Work instructions:
1. In the Cederberg article, what is the name of the cottage where the group stayed?
2. Rewrite the stretch of the Cederberg article from "If you know" through "on its way.", changing "awe" to "amazement".
3. Summarize the Cederberg article in two sentences.

Text block:
======

Maverick Life

ESCAPE

Magic season in Cederberg’s high valleys

Magic season in Cederberg’s high valleys
The floral riot of spring. (Photo: Don Pinnock)

If you know where to look and when to go, these mountains will fill you with awe and wonder.

We were staying in a cottage called Hoek Sonder Koffee in the Cederberg with some friends who’d arrived a few days earlier. It was the spring side of winter, so there’d been enough warmth in the days for the plants to declare summer to be on its way. 

The previous day the weather had been raw and wet, today it was sunny, the following day it would rain, displaying the area’s interseasonal mountain character.

We often stay in that cottage and have explored the mountain trails and streams for years, examining many caves with /Xam rock art. It’s isolated, rustic and perfect if you’re not fussy about the small stuff.

Cederberg

They don’t last long, but the trip to see them is worth it. (Photo: Don Pinnock)

======

Dataset content:
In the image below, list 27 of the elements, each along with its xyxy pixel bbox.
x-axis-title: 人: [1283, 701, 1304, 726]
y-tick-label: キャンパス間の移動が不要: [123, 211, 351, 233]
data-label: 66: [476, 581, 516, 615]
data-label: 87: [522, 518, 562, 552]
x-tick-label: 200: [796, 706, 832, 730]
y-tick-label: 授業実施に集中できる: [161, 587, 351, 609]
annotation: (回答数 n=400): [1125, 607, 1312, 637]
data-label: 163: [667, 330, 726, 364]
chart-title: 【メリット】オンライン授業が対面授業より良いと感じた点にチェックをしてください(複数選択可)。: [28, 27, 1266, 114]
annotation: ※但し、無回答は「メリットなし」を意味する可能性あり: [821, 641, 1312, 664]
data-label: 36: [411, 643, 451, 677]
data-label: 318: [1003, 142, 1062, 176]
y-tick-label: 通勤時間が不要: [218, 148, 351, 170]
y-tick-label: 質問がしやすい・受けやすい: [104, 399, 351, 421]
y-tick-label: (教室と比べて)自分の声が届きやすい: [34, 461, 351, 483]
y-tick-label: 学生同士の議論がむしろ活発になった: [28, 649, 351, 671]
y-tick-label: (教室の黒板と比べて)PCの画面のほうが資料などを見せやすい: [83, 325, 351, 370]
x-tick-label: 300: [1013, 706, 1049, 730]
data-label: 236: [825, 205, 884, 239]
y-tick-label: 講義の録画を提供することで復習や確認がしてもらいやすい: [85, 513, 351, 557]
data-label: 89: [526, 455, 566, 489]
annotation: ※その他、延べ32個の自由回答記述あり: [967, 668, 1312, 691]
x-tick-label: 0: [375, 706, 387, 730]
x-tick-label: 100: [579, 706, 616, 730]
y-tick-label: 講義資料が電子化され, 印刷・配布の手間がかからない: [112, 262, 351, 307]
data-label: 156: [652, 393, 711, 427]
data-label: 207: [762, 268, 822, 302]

======

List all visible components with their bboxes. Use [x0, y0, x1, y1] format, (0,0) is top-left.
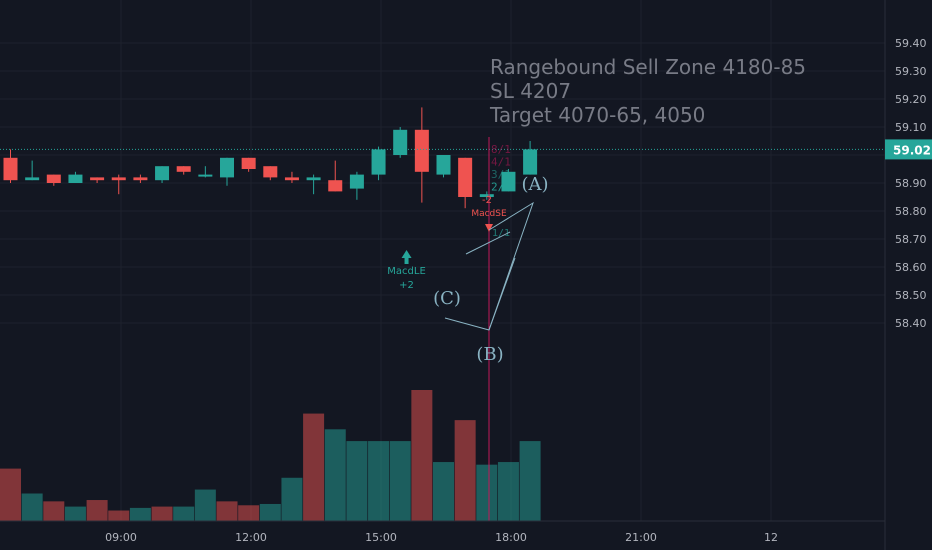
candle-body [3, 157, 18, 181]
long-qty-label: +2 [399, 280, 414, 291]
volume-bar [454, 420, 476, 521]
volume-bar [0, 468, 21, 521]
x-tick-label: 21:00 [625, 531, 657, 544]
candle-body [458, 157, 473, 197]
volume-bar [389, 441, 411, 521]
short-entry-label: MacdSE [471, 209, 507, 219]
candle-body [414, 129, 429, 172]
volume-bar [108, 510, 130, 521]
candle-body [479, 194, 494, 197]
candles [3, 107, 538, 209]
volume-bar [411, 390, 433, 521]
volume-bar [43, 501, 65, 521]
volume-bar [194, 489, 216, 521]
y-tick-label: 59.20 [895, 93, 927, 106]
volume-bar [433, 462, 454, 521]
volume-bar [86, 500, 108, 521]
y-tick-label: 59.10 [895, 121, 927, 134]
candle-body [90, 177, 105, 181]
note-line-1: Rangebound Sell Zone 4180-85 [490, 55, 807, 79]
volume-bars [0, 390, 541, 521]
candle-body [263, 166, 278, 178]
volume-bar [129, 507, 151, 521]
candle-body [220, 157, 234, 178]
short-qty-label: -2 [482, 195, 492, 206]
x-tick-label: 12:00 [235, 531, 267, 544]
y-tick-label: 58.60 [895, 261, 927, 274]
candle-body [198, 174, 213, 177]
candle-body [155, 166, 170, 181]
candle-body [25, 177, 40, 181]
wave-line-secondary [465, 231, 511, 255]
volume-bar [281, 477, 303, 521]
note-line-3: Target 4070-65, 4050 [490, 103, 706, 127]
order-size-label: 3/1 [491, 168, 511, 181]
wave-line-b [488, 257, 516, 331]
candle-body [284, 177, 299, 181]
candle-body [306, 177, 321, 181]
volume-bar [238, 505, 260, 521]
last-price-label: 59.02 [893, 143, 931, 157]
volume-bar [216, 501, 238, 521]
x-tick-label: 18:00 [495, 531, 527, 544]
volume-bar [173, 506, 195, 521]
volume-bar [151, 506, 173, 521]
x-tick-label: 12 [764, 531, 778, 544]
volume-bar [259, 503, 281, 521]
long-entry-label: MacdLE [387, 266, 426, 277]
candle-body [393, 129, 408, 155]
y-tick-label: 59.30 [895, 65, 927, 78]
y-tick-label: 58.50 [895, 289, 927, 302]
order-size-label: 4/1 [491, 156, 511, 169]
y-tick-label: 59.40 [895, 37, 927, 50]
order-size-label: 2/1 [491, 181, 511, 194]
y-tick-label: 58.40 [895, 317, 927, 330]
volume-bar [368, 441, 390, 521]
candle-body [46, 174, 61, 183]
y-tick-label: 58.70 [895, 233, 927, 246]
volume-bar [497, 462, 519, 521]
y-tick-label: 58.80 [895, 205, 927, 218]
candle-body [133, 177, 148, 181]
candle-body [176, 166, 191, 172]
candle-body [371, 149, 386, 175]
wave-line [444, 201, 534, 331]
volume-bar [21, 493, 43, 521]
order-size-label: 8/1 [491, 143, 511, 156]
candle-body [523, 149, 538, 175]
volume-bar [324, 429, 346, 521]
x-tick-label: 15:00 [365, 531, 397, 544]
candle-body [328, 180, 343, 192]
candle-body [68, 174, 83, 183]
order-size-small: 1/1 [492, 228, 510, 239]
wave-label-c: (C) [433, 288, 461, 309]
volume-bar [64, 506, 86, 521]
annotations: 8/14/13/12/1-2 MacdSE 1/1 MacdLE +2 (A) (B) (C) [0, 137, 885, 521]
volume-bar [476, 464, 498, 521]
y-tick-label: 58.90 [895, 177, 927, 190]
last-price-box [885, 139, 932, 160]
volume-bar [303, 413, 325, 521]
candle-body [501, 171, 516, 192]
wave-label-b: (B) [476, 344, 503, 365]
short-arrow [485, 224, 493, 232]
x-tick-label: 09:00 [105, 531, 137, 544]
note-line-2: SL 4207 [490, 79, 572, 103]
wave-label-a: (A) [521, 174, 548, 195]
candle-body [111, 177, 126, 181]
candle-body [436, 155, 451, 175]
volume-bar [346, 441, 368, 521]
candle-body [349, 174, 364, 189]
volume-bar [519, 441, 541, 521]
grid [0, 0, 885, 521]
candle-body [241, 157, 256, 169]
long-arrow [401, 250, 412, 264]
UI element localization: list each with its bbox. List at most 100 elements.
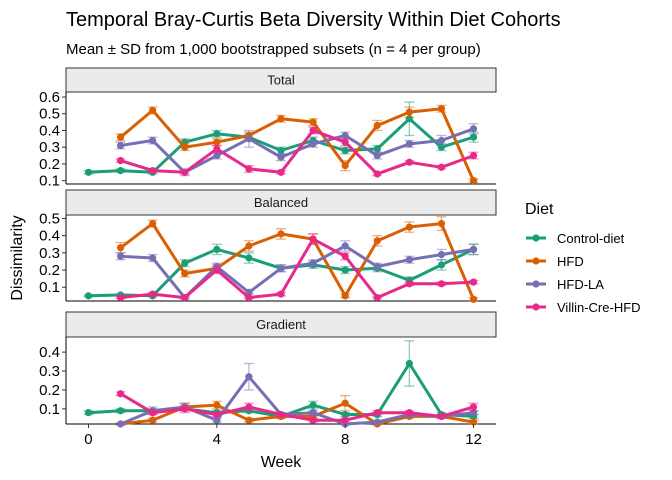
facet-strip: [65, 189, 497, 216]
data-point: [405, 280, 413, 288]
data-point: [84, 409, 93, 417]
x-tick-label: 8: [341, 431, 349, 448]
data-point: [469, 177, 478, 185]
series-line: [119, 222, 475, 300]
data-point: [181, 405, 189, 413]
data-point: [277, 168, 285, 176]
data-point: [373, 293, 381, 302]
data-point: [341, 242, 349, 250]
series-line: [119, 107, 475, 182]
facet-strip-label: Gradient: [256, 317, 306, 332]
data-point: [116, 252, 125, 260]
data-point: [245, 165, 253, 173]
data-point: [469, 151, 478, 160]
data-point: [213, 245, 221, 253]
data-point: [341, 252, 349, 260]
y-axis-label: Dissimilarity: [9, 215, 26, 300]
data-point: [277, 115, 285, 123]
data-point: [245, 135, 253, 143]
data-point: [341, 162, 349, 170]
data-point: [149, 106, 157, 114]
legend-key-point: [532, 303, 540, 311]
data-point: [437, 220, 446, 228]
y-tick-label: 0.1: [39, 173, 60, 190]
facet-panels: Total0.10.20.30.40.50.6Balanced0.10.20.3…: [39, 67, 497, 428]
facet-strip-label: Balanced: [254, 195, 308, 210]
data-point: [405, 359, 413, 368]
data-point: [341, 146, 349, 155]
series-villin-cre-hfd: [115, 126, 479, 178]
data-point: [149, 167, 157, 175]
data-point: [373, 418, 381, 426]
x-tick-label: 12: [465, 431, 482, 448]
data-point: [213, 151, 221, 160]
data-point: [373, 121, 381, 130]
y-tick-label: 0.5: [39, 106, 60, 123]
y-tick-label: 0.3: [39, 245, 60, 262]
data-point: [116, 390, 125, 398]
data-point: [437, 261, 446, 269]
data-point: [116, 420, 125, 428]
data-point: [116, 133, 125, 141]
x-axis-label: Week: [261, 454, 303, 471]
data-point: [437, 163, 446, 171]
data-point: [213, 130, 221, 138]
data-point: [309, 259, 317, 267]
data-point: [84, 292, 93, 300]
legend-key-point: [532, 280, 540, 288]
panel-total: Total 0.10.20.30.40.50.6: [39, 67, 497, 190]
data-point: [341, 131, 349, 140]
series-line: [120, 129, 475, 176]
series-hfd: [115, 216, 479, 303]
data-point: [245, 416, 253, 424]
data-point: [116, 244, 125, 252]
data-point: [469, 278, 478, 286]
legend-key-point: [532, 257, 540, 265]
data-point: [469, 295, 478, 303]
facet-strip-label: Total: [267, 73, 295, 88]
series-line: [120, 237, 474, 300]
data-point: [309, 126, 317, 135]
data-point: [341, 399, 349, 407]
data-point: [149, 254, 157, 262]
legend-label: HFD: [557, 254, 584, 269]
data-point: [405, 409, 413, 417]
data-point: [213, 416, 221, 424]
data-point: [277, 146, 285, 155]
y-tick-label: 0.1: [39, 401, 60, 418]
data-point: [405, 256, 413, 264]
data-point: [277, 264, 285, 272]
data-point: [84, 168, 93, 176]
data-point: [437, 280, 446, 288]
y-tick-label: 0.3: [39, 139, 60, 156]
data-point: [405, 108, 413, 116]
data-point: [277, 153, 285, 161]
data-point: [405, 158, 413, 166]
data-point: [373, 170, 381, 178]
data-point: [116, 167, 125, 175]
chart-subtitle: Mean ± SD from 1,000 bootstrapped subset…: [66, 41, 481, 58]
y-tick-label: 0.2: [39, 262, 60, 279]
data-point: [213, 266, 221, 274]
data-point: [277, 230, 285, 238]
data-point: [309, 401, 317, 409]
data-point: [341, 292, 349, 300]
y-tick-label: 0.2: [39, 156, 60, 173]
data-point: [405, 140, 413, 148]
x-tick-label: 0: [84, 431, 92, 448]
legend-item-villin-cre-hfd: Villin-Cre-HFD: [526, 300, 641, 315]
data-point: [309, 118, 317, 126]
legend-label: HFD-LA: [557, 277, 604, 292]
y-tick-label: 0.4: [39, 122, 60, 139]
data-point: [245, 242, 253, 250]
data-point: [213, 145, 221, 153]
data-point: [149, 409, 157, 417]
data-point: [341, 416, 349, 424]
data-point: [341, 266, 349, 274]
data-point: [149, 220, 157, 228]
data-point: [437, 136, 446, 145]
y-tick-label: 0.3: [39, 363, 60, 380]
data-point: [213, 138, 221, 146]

======

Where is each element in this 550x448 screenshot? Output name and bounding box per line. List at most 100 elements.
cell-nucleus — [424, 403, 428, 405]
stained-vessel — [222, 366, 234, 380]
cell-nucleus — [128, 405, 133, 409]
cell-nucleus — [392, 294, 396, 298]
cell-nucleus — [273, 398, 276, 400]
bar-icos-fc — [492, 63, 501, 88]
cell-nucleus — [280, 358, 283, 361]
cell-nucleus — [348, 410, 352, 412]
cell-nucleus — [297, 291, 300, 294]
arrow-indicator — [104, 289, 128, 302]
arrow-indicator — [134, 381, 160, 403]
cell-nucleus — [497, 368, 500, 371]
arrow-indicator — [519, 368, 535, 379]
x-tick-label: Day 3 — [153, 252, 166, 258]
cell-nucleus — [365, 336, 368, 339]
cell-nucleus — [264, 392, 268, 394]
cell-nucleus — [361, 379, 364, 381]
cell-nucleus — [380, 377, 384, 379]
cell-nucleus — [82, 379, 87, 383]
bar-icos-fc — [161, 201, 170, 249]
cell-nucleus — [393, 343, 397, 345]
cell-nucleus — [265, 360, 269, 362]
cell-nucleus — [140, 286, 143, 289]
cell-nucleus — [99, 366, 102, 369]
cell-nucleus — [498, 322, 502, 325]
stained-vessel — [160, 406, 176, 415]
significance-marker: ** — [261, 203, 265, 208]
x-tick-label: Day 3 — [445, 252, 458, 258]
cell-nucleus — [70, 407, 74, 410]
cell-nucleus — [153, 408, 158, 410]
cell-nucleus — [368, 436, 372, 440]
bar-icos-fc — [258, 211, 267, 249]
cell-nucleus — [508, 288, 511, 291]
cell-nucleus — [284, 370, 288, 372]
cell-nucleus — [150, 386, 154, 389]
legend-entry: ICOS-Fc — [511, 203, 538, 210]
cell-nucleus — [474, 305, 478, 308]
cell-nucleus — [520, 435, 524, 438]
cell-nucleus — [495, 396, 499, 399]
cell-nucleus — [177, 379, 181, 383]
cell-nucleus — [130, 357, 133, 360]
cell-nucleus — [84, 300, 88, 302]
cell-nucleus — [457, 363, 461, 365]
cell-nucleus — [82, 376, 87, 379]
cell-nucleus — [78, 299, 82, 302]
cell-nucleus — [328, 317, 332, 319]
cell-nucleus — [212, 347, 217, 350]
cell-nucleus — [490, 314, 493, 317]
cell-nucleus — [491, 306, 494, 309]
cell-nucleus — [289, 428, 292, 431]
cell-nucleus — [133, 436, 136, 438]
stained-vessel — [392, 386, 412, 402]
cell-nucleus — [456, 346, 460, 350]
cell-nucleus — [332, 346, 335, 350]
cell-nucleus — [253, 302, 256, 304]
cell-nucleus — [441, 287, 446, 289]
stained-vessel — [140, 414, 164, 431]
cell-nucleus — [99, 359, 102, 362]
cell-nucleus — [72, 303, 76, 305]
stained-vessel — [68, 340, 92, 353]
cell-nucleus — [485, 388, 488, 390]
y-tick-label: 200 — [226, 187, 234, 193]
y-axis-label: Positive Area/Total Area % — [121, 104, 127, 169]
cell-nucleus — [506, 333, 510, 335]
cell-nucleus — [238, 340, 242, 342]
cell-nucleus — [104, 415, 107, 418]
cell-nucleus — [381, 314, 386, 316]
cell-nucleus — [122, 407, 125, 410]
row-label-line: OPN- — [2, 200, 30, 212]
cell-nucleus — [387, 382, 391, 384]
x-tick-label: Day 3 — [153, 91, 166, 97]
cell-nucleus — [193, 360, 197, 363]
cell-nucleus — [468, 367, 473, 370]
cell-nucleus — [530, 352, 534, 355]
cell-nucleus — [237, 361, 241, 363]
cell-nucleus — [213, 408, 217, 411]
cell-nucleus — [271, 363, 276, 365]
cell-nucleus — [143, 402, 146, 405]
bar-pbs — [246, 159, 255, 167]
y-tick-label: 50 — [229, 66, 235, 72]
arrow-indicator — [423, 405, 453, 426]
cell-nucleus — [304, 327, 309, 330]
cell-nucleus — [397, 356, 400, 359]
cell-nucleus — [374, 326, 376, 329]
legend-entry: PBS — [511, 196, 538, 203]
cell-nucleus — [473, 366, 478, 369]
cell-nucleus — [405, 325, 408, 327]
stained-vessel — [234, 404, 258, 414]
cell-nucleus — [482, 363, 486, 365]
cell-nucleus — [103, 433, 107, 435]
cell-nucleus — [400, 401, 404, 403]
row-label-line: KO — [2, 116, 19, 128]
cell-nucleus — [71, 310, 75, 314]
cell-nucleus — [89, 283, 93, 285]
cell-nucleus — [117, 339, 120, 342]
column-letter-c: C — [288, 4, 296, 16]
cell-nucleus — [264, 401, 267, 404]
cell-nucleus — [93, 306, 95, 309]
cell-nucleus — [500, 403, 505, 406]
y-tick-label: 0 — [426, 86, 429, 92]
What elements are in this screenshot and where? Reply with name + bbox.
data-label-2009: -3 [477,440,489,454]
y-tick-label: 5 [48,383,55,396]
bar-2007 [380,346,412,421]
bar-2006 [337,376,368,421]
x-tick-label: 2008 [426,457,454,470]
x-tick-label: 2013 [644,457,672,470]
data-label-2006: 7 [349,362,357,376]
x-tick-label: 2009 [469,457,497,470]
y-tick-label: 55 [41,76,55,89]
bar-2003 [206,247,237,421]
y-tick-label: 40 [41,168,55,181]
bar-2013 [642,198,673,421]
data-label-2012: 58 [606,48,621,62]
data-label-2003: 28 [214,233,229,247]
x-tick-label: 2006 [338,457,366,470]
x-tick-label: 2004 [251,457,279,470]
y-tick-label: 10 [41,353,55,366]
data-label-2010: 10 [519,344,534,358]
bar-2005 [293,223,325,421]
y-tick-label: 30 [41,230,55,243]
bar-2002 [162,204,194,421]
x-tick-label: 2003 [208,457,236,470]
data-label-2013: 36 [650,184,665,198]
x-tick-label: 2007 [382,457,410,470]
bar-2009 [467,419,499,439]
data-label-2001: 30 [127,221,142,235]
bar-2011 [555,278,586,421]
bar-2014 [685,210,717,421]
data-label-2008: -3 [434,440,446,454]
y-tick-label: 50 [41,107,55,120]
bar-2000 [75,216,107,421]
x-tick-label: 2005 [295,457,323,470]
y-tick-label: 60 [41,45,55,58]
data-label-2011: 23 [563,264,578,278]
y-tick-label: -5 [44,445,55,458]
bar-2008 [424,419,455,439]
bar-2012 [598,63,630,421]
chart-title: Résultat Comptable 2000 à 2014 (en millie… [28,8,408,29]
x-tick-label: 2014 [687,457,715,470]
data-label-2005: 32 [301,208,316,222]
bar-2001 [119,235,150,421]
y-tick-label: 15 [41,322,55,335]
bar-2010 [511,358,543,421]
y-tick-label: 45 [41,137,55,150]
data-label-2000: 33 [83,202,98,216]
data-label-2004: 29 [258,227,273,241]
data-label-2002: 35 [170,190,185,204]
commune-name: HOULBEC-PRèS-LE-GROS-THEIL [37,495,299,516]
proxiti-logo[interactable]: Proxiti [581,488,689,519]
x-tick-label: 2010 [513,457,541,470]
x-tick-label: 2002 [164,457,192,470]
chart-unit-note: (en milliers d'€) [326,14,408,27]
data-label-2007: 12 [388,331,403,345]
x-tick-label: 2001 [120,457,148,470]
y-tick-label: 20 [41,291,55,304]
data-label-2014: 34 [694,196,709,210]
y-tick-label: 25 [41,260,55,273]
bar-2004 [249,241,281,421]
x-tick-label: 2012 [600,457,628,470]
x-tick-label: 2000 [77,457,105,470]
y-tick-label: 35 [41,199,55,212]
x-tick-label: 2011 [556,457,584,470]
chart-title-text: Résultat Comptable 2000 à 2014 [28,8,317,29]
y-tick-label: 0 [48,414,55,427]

======

Task responses:
1. Hoek Sonder Koffee.

2.
If you know where to look and when to go, these mountains will fill you with amazement and wonder.

We were staying in a cottage called Hoek Sonder Koffee in the Cederberg with some friends who’d arrived a few days earlier. It was the spring side of winter, so there’d been enough warmth in the days for the plants to declare summer to be on its way.

3. The writer and friends stayed at a cottage called Hoek Sonder Koffee in the Cederberg on the spring side of winter, when the weather shifted between raw, wet days and sunny ones. The writer has explored the area's trails, streams and caves with /Xam rock art for years and calls the cottage isolated, rustic and perfect for those not fussy about the small stuff.